- [TASK PROMPT]: Collect each line containing "name".

- [RECORDS]:
..........
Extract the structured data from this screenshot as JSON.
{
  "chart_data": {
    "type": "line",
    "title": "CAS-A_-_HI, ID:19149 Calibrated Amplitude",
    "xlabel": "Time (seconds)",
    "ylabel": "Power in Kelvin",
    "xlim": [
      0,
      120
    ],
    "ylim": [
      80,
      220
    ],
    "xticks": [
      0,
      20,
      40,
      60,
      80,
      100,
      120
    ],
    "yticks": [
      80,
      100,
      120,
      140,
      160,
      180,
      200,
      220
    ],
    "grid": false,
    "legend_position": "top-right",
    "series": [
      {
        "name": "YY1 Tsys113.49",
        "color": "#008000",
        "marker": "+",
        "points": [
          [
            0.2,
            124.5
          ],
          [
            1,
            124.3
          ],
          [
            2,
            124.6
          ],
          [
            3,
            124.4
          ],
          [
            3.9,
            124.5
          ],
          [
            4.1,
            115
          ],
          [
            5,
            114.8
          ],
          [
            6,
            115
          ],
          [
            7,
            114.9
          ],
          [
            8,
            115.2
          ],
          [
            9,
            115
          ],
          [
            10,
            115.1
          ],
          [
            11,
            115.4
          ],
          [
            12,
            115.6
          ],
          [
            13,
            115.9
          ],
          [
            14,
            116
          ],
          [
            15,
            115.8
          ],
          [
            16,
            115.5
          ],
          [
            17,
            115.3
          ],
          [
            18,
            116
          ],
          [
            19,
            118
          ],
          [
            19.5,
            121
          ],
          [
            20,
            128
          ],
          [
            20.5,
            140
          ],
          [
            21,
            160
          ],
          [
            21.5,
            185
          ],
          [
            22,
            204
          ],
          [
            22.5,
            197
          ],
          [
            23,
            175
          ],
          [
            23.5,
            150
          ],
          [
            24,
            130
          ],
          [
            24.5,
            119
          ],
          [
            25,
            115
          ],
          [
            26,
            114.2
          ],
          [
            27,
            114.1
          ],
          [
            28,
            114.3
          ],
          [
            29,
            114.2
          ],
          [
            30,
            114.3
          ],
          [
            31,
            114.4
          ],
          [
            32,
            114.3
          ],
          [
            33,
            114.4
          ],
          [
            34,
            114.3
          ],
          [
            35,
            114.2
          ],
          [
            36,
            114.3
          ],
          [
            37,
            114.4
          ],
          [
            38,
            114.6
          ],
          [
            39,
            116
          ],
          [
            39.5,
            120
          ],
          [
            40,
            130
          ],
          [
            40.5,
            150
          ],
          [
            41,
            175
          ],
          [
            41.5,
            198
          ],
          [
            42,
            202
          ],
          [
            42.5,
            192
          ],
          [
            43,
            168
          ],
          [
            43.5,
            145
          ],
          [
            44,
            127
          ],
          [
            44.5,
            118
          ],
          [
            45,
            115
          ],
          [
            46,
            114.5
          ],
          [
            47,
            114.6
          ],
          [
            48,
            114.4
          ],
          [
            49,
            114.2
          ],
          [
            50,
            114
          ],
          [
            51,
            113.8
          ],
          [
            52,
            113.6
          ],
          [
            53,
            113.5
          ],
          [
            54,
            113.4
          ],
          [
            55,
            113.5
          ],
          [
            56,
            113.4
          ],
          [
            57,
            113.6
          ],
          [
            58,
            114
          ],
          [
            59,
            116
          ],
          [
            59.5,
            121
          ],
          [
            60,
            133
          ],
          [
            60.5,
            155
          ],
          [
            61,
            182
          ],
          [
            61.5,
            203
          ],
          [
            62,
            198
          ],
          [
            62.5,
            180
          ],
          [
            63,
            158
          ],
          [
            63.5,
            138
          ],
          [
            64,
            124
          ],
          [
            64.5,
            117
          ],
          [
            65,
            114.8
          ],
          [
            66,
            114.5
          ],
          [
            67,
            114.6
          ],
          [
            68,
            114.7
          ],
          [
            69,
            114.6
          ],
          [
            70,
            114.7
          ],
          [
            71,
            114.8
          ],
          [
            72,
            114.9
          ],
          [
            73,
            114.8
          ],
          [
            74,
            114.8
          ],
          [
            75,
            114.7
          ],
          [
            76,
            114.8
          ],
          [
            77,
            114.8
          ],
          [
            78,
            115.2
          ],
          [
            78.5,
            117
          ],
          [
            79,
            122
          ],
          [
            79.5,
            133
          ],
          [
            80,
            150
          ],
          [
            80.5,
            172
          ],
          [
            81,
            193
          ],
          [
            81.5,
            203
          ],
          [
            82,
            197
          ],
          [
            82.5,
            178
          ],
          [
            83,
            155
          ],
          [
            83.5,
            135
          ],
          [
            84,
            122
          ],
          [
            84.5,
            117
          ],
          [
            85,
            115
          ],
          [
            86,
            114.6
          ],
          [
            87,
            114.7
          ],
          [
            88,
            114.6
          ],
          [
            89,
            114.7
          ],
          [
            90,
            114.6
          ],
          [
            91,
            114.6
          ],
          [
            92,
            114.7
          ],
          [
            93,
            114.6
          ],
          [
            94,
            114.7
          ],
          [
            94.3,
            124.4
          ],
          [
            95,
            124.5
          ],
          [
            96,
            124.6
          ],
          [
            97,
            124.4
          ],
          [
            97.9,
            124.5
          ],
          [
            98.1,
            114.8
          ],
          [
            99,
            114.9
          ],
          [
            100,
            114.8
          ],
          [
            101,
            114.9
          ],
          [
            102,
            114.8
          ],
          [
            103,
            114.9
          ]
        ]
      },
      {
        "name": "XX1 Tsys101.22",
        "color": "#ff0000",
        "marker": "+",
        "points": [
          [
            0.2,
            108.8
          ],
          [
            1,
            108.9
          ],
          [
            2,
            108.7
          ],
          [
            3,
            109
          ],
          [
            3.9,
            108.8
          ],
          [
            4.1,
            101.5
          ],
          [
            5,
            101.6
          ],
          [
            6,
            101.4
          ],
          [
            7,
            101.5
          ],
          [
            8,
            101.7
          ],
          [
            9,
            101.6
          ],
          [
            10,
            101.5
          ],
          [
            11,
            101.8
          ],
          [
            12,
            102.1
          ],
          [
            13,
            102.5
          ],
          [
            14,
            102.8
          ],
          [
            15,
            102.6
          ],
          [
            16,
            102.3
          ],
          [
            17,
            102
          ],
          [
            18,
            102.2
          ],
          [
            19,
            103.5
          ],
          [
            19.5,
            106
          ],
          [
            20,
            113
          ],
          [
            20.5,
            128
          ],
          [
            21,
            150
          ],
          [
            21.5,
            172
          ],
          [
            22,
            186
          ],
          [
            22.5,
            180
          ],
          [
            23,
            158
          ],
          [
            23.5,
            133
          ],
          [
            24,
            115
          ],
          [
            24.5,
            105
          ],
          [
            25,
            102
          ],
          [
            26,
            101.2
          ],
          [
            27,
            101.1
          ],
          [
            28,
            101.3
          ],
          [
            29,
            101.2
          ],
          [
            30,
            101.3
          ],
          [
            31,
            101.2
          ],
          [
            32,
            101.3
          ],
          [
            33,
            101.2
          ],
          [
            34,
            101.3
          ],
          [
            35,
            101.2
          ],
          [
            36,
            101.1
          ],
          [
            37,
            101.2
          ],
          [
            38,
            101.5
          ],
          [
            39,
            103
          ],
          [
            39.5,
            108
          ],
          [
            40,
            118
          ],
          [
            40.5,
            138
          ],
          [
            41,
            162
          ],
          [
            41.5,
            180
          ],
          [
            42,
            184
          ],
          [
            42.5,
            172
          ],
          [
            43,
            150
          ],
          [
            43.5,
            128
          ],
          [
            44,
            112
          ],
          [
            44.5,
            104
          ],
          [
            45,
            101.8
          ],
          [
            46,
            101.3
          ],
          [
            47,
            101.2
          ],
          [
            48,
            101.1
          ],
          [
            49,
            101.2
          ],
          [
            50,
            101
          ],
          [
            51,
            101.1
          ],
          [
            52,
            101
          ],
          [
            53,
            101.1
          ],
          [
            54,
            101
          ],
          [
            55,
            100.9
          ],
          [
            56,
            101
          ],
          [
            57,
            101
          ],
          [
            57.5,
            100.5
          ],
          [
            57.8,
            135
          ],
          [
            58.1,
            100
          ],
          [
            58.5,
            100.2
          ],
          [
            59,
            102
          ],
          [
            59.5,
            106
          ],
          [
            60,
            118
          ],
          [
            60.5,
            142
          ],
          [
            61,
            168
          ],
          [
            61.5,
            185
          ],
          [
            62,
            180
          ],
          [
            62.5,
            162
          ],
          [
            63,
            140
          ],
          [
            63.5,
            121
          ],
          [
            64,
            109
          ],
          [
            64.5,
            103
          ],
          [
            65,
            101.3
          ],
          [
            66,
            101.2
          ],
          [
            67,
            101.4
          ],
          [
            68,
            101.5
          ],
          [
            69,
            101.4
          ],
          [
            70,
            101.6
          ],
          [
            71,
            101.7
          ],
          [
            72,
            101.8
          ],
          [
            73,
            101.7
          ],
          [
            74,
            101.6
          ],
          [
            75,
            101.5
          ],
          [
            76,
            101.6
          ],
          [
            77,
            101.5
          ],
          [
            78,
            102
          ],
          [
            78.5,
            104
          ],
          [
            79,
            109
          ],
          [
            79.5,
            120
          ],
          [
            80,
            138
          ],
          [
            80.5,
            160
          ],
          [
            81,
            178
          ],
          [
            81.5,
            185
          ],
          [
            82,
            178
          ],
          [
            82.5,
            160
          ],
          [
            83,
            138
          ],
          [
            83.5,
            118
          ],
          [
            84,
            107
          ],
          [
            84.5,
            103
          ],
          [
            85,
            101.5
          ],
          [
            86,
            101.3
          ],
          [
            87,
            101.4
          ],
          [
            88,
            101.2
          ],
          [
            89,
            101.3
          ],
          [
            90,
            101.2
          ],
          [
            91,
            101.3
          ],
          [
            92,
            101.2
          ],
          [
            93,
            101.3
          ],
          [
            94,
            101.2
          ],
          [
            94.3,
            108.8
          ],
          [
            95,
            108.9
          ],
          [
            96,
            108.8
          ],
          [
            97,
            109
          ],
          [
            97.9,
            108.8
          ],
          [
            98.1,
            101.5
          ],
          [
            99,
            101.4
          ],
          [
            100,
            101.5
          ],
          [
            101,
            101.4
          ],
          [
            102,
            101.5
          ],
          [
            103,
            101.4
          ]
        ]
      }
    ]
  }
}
..........
- [OUTPUT]:
        "name": "YY1 Tsys113.49",
        "name": "XX1 Tsys101.22",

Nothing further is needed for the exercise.